> **Objective**:
Would you quote every entry exactly, dropping only the pictures?

> **Records for this task**:
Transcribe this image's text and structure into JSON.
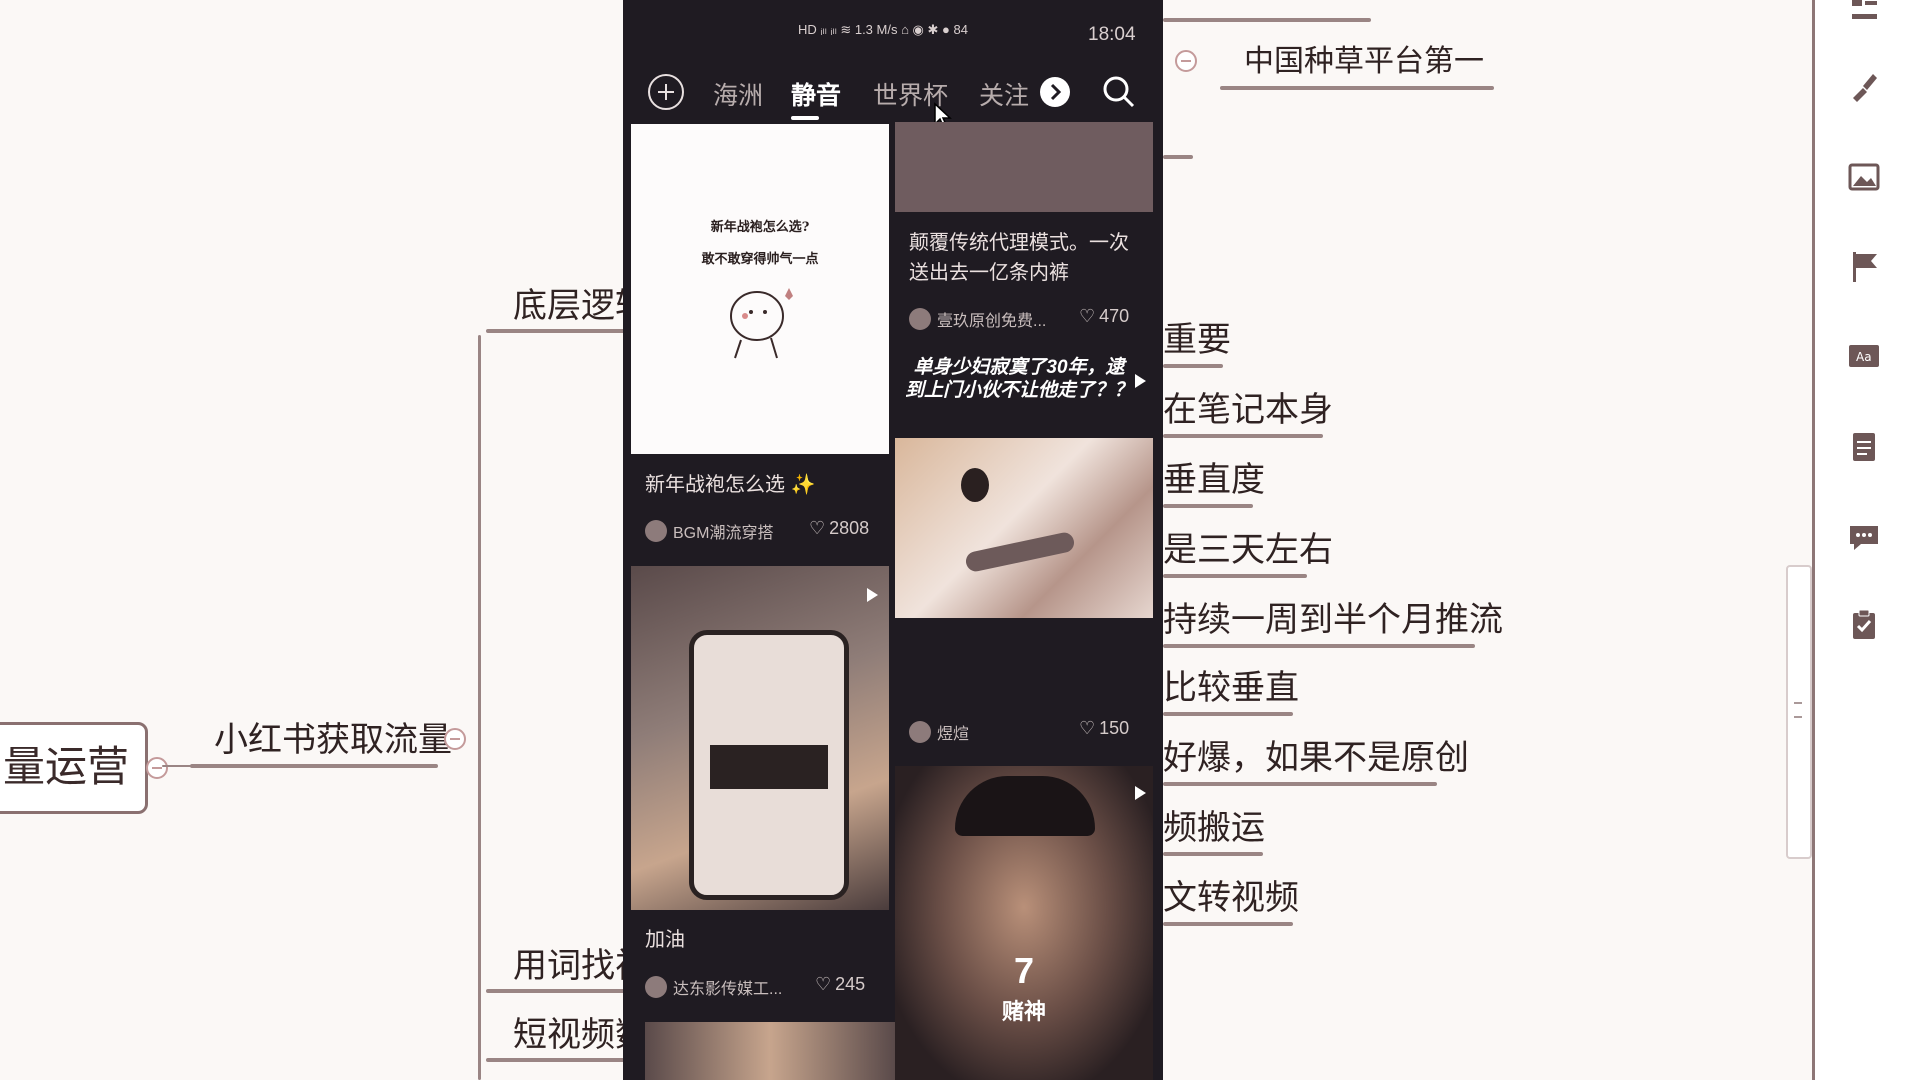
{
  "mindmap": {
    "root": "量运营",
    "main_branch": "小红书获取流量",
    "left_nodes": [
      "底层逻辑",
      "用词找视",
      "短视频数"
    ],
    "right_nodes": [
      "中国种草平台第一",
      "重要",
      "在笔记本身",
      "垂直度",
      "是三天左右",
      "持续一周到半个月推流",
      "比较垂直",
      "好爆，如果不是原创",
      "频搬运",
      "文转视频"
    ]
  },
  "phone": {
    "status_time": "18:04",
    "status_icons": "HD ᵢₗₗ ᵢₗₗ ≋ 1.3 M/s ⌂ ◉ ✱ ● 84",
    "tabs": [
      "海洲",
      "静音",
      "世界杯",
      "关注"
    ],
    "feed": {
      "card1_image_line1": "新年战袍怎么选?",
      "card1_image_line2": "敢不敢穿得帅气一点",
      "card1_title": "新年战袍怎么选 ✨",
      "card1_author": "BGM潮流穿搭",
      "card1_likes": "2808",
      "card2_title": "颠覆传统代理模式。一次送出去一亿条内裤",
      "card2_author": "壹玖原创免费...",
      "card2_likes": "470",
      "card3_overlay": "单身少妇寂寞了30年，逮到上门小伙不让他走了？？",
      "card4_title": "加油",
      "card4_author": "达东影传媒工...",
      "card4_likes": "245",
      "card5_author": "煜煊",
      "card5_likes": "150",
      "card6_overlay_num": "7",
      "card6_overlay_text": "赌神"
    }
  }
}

> **Exercise solution**:
Transcribe this image's text and structure into JSON.
{
  "mindmap": {
    "root": "量运营",
    "main_branch": "小红书获取流量",
    "left_nodes": [
      "底层逻辑",
      "用词找视",
      "短视频数"
    ],
    "right_nodes": [
      "中国种草平台第一",
      "重要",
      "在笔记本身",
      "垂直度",
      "是三天左右",
      "持续一周到半个月推流",
      "比较垂直",
      "好爆，如果不是原创",
      "频搬运",
      "文转视频"
    ]
  },
  "phone": {
    "status_time": "18:04",
    "status_icons": "HD ᵢₗₗ ᵢₗₗ ≋ 1.3 M/s ⌂ ◉ ✱ ● 84",
    "tabs": [
      "海洲",
      "静音",
      "世界杯",
      "关注"
    ],
    "feed": {
      "card1_image_line1": "新年战袍怎么选?",
      "card1_image_line2": "敢不敢穿得帅气一点",
      "card1_title": "新年战袍怎么选 ✨",
      "card1_author": "BGM潮流穿搭",
      "card1_likes": "2808",
      "card2_title": "颠覆传统代理模式。一次送出去一亿条内裤",
      "card2_author": "壹玖原创免费...",
      "card2_likes": "470",
      "card3_overlay": "单身少妇寂寞了30年，逮到上门小伙不让他走了？？",
      "card4_title": "加油",
      "card4_author": "达东影传媒工...",
      "card4_likes": "245",
      "card5_author": "煜煊",
      "card5_likes": "150",
      "card6_overlay_num": "7",
      "card6_overlay_text": "赌神"
    }
  }
}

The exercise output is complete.